● GOAL
Every entry below must be repeated exactly; skip the pictures.
** start EXERCISE INPUT **
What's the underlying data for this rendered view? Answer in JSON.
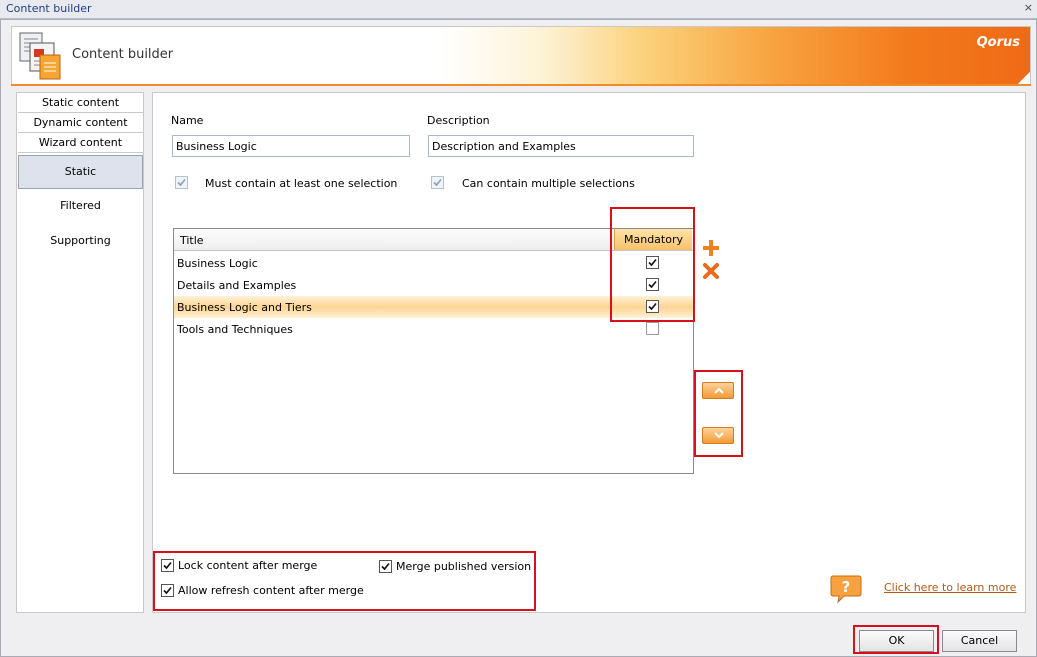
{
  "window": {
    "title": "Content builder",
    "close_glyph": "×"
  },
  "header": {
    "title": "Content builder",
    "brand": "Qorus",
    "icon": "documents-icon"
  },
  "sidebar": {
    "tabs": [
      {
        "label": "Static content"
      },
      {
        "label": "Dynamic content"
      },
      {
        "label": "Wizard content"
      }
    ],
    "items": [
      {
        "label": "Static",
        "active": true
      },
      {
        "label": "Filtered",
        "active": false
      },
      {
        "label": "Supporting",
        "active": false
      }
    ]
  },
  "form": {
    "name_label": "Name",
    "name_value": "Business Logic",
    "description_label": "Description",
    "description_value": "Description and Examples",
    "must_contain_label": "Must contain at least one selection",
    "must_contain_checked": true,
    "multiple_label": "Can contain multiple selections",
    "multiple_checked": true
  },
  "grid": {
    "columns": {
      "title": "Title",
      "mandatory": "Mandatory"
    },
    "rows": [
      {
        "title": "Business Logic",
        "mandatory": true,
        "selected": false
      },
      {
        "title": "Details and Examples",
        "mandatory": true,
        "selected": false
      },
      {
        "title": "Business Logic and Tiers",
        "mandatory": true,
        "selected": true
      },
      {
        "title": "Tools and Techniques",
        "mandatory": false,
        "selected": false
      }
    ]
  },
  "options": {
    "lock_label": "Lock content after merge",
    "lock_checked": true,
    "merge_label": "Merge published version",
    "merge_checked": true,
    "refresh_label": "Allow refresh content after merge",
    "refresh_checked": true
  },
  "help": {
    "link_text": "Click here to learn more",
    "icon": "question-bubble-icon"
  },
  "footer": {
    "ok_label": "OK",
    "cancel_label": "Cancel"
  },
  "colors": {
    "accent": "#f08b2a",
    "highlight": "#d7101c",
    "brand_text": "#ffffff"
  }
}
** end EXERCISE INPUT **
● OUTPUT FOR THIS TASK
What's the underlying data for this rendered view? Answer in JSON.
{
  "window": {
    "title": "Content builder",
    "close_glyph": "×"
  },
  "header": {
    "title": "Content builder",
    "brand": "Qorus",
    "icon": "documents-icon"
  },
  "sidebar": {
    "tabs": [
      {
        "label": "Static content"
      },
      {
        "label": "Dynamic content"
      },
      {
        "label": "Wizard content"
      }
    ],
    "items": [
      {
        "label": "Static",
        "active": true
      },
      {
        "label": "Filtered",
        "active": false
      },
      {
        "label": "Supporting",
        "active": false
      }
    ]
  },
  "form": {
    "name_label": "Name",
    "name_value": "Business Logic",
    "description_label": "Description",
    "description_value": "Description and Examples",
    "must_contain_label": "Must contain at least one selection",
    "must_contain_checked": true,
    "multiple_label": "Can contain multiple selections",
    "multiple_checked": true
  },
  "grid": {
    "columns": {
      "title": "Title",
      "mandatory": "Mandatory"
    },
    "rows": [
      {
        "title": "Business Logic",
        "mandatory": true,
        "selected": false
      },
      {
        "title": "Details and Examples",
        "mandatory": true,
        "selected": false
      },
      {
        "title": "Business Logic and Tiers",
        "mandatory": true,
        "selected": true
      },
      {
        "title": "Tools and Techniques",
        "mandatory": false,
        "selected": false
      }
    ]
  },
  "options": {
    "lock_label": "Lock content after merge",
    "lock_checked": true,
    "merge_label": "Merge published version",
    "merge_checked": true,
    "refresh_label": "Allow refresh content after merge",
    "refresh_checked": true
  },
  "help": {
    "link_text": "Click here to learn more",
    "icon": "question-bubble-icon"
  },
  "footer": {
    "ok_label": "OK",
    "cancel_label": "Cancel"
  },
  "colors": {
    "accent": "#f08b2a",
    "highlight": "#d7101c",
    "brand_text": "#ffffff"
  }
}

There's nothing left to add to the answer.